*CHALLENGES*.
**1)** Print the stretch of the war powers passage from "After the 1991" through "Force of 2001." word for word.
**2)** Count the lines in the rows that contain the string "tick", treating uppercase and lowercase as different. Reply with the number alone.

*PASSAGE*.
****

On 9 November 1993, the House used a section of the War Powers Resolution to state that U.S. forces should be withdrawn from Somalia by 31 March 1994; Congress had already taken this action in appropriations legislation. Under President Bill Clinton, war powers were at issue in former Yugoslavia, Bosnia, Kosovo, Iraq, and Haiti, and under President George W. Bush in responding to terrorist attacks against the U.S. after September 11, 2001. "[I]n 1999, President Clinton kept the bombing campaign in Kosovo going for more than two weeks after the 60-day deadline had passed. Even then, however, the Clinton legal team opined that its actions were consistent with the War Powers Resolution because Congress had approved a bill funding the operation, which they argued constituted implicit authorization. That theory was controversial because the War Powers Resolution specifically says that such funding does not constitute authorization." Clinton's actions in Kosovo were challenged by a member of Congress as a violation of the War Powers Resolution in the D.C. Circuit case Campbell v. Clinton, but the court found the issue was a non-justiciable political question. It was also accepted that because Clinton had withdrawn from the region 12 days prior the 90-day required deadline, he had managed to comply with the act.

After the 1991 Gulf War, the use of force to obtain Iraqi compliance with United Nations resolutions, particularly through enforcement of Iraqi no-fly zones, remained a war powers issue. In October 2002 Congress enacted the Authorization for Use of Military Force Against Iraq , which authorized US President George W. Bush to use force as necessary to defend the United States against Iraq and enforce relevant UN Security Council Resolutions. This was in addition to the Authorization for Use of Military Force of 2001.

****

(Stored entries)

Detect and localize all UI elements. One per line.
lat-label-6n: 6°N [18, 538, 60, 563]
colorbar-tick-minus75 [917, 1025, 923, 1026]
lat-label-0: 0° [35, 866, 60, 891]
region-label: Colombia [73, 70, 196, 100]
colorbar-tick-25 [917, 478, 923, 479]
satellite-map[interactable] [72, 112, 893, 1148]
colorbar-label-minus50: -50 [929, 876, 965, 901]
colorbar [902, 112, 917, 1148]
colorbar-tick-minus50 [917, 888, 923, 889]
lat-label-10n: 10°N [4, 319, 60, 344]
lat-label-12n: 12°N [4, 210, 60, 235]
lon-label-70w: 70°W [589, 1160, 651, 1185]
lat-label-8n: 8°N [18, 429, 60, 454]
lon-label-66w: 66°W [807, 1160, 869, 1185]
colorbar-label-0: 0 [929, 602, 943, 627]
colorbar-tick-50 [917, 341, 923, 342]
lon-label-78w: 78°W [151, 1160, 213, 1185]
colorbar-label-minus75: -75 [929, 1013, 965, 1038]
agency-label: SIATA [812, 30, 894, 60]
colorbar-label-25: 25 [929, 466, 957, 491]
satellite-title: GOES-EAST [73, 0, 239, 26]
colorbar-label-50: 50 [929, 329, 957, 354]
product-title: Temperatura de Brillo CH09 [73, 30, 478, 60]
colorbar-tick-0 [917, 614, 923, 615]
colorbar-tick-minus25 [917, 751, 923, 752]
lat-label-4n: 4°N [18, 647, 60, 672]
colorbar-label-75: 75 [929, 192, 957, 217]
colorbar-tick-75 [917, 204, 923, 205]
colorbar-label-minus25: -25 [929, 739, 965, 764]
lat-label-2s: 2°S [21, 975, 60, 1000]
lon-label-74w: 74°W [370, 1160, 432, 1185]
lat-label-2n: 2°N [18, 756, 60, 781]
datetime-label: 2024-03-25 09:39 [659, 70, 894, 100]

****

*RESULTS OF THE EXERCISE*.
**1)**
After the 1991 Gulf War, the use of force to obtain Iraqi compliance with United Nations resolutions, particularly through enforcement of Iraqi no-fly zones, remained a war powers issue. In October 2002 Congress enacted the Authorization for Use of Military Force Against Iraq , which authorized US President George W. Bush to use force as necessary to defend the United States against Iraq and enforce relevant UN Security Council Resolutions. This was in addition to the Authorization for Use of Military Force of 2001.

**2)** 7